Check each line of the material below, and copy it if it holds the string "xlabel".

Stored data:
╭──
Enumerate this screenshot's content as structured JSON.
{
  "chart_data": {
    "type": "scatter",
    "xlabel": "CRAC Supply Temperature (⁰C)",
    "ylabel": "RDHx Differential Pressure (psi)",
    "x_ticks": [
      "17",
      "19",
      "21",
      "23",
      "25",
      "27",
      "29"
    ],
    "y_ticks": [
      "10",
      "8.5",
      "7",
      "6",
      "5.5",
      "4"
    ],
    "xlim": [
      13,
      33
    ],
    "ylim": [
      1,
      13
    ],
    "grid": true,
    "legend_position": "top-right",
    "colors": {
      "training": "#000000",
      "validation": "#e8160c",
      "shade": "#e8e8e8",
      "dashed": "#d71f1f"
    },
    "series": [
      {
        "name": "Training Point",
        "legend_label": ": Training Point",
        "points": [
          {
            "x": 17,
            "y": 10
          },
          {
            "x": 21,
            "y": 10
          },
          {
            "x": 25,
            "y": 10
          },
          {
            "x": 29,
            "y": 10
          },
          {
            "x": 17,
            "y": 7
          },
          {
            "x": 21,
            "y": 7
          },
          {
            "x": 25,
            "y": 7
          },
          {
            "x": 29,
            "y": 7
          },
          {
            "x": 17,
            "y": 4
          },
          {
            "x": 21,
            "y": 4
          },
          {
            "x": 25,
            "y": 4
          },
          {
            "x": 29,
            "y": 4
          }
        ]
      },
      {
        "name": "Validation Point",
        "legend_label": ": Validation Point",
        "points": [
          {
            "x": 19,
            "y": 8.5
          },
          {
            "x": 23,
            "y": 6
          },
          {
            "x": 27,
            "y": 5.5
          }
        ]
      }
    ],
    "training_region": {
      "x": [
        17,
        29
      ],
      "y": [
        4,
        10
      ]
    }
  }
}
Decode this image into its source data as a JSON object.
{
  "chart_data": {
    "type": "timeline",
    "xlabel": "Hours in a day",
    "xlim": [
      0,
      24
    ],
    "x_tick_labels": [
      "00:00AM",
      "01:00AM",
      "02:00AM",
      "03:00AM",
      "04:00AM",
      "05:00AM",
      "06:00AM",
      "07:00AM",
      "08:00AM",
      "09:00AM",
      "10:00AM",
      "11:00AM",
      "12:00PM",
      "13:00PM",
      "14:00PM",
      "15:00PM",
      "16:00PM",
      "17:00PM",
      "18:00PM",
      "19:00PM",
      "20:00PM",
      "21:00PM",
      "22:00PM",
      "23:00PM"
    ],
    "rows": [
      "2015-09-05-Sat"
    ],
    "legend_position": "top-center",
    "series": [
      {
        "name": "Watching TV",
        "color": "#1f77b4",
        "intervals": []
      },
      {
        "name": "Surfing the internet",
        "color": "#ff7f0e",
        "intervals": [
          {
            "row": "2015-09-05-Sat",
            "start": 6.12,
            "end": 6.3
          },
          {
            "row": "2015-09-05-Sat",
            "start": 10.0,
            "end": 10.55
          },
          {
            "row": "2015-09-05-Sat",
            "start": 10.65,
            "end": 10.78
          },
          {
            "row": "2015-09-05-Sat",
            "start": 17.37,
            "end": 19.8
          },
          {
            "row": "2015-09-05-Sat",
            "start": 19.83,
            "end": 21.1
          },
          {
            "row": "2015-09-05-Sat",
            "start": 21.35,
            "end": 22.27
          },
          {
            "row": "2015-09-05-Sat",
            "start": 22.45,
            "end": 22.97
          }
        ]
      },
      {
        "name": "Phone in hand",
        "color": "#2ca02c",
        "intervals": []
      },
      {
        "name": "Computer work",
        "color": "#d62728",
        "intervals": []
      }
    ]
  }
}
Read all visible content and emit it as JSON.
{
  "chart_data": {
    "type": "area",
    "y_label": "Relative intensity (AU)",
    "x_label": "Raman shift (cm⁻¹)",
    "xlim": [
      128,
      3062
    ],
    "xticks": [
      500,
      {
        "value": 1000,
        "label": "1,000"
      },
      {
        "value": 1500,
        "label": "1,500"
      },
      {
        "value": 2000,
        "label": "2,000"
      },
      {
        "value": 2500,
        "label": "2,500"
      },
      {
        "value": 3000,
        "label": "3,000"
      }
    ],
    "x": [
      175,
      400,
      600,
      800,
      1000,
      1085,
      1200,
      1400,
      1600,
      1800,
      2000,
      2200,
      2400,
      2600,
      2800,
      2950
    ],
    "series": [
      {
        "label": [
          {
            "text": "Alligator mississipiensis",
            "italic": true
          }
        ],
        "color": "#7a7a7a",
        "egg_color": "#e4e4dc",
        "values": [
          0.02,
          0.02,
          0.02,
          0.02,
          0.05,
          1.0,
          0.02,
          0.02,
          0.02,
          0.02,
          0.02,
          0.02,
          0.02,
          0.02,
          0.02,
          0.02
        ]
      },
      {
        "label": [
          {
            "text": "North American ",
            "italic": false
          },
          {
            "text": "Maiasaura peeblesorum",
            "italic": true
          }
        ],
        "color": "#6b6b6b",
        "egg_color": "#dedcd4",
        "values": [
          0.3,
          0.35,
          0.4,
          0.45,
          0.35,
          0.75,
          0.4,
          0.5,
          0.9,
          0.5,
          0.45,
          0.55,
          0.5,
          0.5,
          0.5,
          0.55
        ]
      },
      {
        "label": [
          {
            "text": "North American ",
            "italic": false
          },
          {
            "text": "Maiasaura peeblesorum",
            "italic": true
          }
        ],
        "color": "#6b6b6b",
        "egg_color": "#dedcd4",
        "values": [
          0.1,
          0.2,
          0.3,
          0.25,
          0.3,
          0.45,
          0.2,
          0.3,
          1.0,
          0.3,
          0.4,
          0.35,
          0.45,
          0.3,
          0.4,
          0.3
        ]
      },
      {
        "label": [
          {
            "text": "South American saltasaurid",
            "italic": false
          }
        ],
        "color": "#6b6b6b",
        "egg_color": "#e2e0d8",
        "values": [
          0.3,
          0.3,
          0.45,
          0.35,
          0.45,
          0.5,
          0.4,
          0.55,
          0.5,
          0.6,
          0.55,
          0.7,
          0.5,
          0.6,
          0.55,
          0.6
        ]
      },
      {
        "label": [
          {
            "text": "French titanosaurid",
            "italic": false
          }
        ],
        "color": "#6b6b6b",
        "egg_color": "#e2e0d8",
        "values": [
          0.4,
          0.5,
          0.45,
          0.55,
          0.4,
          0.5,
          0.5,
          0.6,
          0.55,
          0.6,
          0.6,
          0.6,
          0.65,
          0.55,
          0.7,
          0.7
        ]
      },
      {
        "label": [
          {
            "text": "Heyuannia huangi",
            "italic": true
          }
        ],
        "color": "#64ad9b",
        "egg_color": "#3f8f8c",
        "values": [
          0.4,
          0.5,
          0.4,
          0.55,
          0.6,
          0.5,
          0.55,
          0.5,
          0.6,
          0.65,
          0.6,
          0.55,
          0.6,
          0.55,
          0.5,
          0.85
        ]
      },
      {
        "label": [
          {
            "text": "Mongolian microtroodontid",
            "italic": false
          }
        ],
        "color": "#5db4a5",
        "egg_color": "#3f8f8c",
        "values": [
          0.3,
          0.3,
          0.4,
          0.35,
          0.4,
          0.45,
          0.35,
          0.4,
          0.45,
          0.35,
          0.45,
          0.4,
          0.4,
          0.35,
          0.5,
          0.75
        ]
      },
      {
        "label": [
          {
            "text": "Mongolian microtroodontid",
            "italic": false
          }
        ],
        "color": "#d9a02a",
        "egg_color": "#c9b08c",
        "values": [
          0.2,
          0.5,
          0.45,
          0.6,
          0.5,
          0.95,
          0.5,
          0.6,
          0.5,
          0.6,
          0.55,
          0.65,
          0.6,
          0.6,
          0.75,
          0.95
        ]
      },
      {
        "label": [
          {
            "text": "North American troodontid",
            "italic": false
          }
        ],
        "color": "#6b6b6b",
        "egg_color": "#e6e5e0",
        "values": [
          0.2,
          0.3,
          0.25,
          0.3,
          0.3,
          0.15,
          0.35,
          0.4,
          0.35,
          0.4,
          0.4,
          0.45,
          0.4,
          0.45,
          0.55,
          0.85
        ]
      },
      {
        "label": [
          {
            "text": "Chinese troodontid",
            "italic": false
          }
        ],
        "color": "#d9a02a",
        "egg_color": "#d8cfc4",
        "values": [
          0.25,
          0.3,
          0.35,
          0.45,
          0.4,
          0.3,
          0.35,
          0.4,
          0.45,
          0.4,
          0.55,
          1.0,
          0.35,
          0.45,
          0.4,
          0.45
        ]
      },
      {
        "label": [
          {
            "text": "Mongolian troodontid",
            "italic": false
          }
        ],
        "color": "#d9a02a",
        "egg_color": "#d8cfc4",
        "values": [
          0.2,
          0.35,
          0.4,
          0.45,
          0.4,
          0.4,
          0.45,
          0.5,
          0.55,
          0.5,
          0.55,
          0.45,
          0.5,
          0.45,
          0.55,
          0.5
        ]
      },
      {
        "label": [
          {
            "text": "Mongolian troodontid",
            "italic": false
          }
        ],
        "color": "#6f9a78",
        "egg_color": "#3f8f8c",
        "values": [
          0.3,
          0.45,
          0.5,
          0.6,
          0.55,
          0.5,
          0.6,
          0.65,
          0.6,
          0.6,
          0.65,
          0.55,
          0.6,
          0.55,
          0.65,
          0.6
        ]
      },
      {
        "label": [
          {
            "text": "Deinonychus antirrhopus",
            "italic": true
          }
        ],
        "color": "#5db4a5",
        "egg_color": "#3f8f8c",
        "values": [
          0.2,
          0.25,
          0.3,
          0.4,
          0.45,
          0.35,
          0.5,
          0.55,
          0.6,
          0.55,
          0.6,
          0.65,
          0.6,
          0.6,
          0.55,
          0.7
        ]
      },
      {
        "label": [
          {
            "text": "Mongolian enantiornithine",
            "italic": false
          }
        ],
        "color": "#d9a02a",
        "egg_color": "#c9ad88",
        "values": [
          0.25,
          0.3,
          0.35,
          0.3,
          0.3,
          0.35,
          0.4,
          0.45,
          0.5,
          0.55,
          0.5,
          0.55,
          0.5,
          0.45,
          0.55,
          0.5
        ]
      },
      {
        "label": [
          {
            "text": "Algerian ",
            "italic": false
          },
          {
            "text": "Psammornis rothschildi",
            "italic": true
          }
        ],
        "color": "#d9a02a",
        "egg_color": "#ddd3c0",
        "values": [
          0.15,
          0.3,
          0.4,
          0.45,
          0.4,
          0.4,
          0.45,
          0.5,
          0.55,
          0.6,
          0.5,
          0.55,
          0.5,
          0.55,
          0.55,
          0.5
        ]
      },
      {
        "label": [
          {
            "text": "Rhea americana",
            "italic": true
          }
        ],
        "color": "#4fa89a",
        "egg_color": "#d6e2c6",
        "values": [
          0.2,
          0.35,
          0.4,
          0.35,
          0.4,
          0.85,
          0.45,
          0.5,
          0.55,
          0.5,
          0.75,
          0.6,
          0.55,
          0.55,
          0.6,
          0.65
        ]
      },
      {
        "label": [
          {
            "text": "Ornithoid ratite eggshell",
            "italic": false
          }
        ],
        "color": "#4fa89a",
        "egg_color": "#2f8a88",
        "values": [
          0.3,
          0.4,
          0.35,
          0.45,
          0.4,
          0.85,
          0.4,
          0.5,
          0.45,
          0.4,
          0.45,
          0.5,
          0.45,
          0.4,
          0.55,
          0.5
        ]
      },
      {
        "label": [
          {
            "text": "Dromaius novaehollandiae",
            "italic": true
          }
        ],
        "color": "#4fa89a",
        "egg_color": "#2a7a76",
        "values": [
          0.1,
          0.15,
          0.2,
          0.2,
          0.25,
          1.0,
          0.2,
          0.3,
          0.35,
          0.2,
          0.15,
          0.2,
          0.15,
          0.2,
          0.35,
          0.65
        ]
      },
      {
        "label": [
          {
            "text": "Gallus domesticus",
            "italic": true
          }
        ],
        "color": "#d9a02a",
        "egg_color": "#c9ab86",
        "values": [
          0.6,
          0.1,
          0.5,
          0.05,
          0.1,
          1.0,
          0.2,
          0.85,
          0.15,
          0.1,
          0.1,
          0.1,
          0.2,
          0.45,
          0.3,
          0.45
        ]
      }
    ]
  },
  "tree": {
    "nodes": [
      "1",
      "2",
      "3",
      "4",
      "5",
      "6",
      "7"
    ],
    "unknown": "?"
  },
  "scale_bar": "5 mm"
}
╰──
EXPECTED ANSWER:
    "xlabel": "CRAC Supply Temperature (⁰C)",
    "xlabel": "Hours in a day",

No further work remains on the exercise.